**WHAT YOU WILL DO**
Every line of the data below that holds the string "icon" needs to be reported.
━━━━━━━━━━
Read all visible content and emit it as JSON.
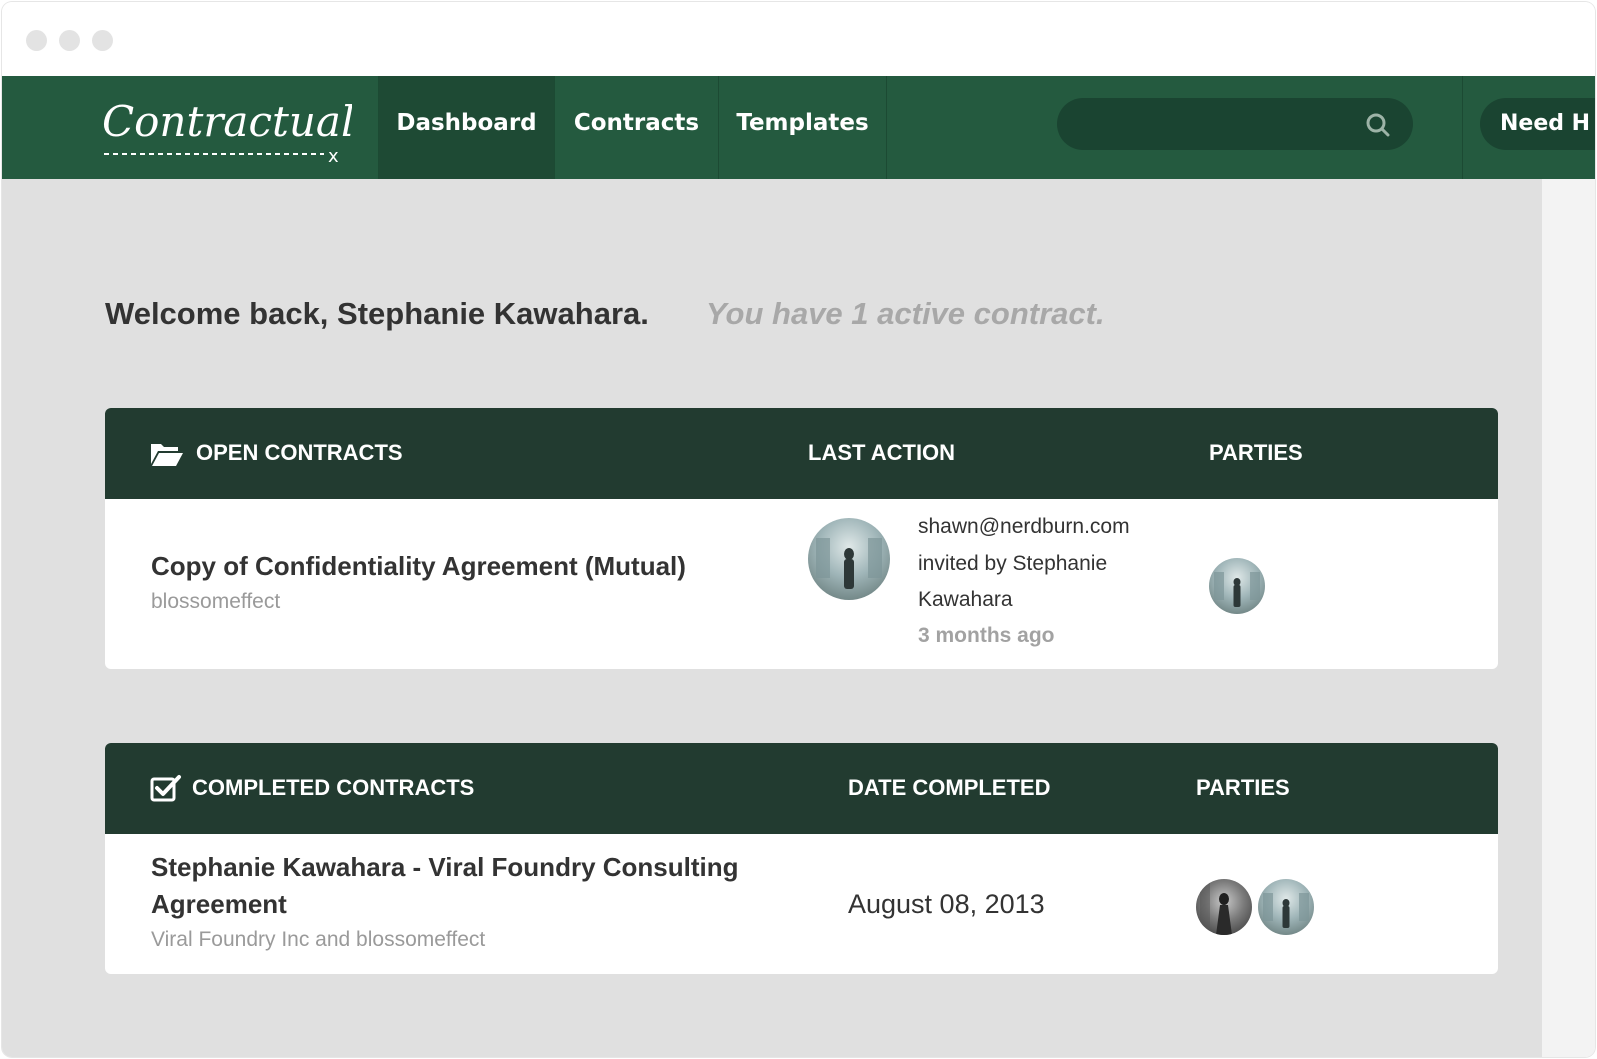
{
  "window": {
    "controls": [
      "close",
      "minimize",
      "maximize"
    ]
  },
  "nav": {
    "logo_text": "Contractually",
    "logo_mark": "x",
    "tabs": [
      {
        "label": "Dashboard",
        "active": true
      },
      {
        "label": "Contracts",
        "active": false
      },
      {
        "label": "Templates",
        "active": false
      }
    ],
    "search": {
      "placeholder": "",
      "icon": "search-icon"
    },
    "help_label": "Need H"
  },
  "welcome": {
    "greeting": "Welcome back, Stephanie Kawahara.",
    "status": "You have 1 active contract."
  },
  "open_contracts": {
    "icon": "folder-open-icon",
    "headers": {
      "title": "OPEN CONTRACTS",
      "last_action": "LAST ACTION",
      "parties": "PARTIES"
    },
    "rows": [
      {
        "title": "Copy of Confidentiality Agreement (Mutual)",
        "owner": "blossomeffect",
        "action_line1": "shawn@nerdburn.com",
        "action_line2": "invited by Stephanie",
        "action_line3": "Kawahara",
        "action_time": "3 months ago"
      }
    ]
  },
  "completed_contracts": {
    "icon": "checkbox-checked-icon",
    "headers": {
      "title": "COMPLETED CONTRACTS",
      "date": "DATE COMPLETED",
      "parties": "PARTIES"
    },
    "rows": [
      {
        "title_line1": "Stephanie Kawahara - Viral Foundry Consulting",
        "title_line2": "Agreement",
        "parties_text": "Viral Foundry Inc and blossomeffect",
        "date": "August 08, 2013"
      }
    ]
  },
  "colors": {
    "navbar": "#245a3f",
    "panel_header": "#223b30",
    "page_bg": "#e0e0e0"
  }
}
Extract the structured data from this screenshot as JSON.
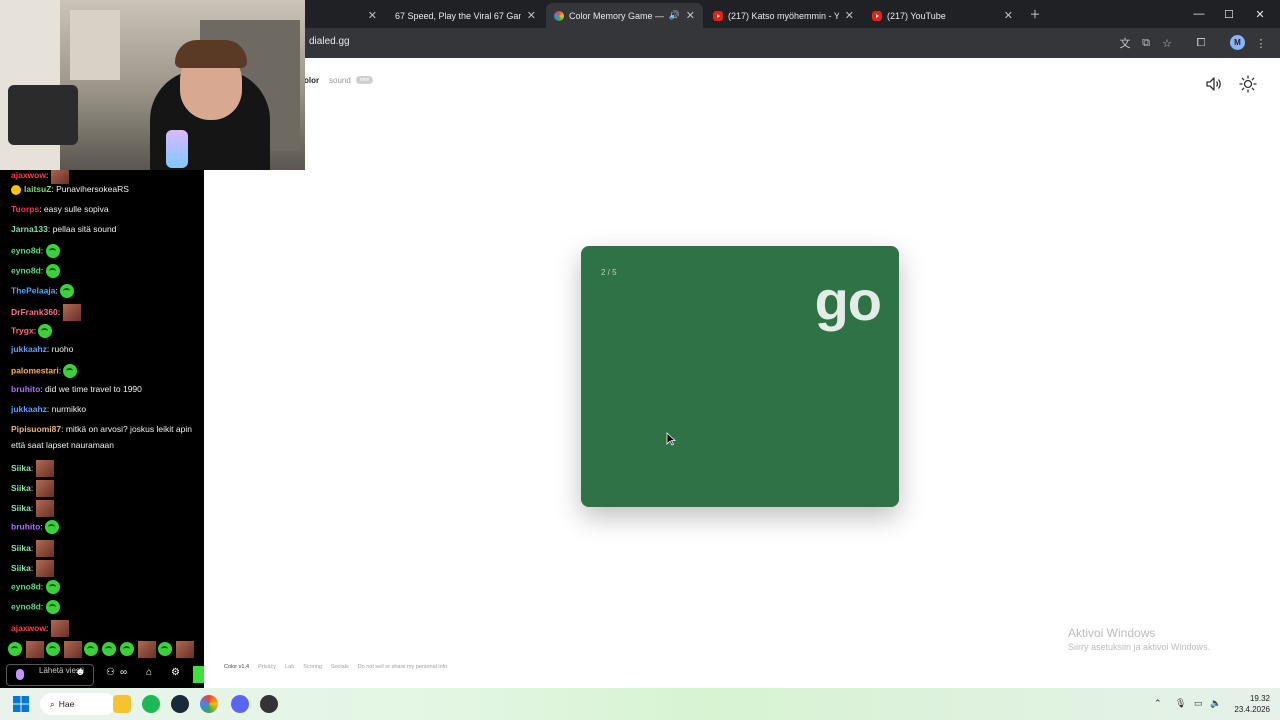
━━━━━━━━━━
**ANSWER AREA**
      "icon": "search-icon"
    "icon": "folder-open-icon",
    "icon": "checkbox-checked-icon",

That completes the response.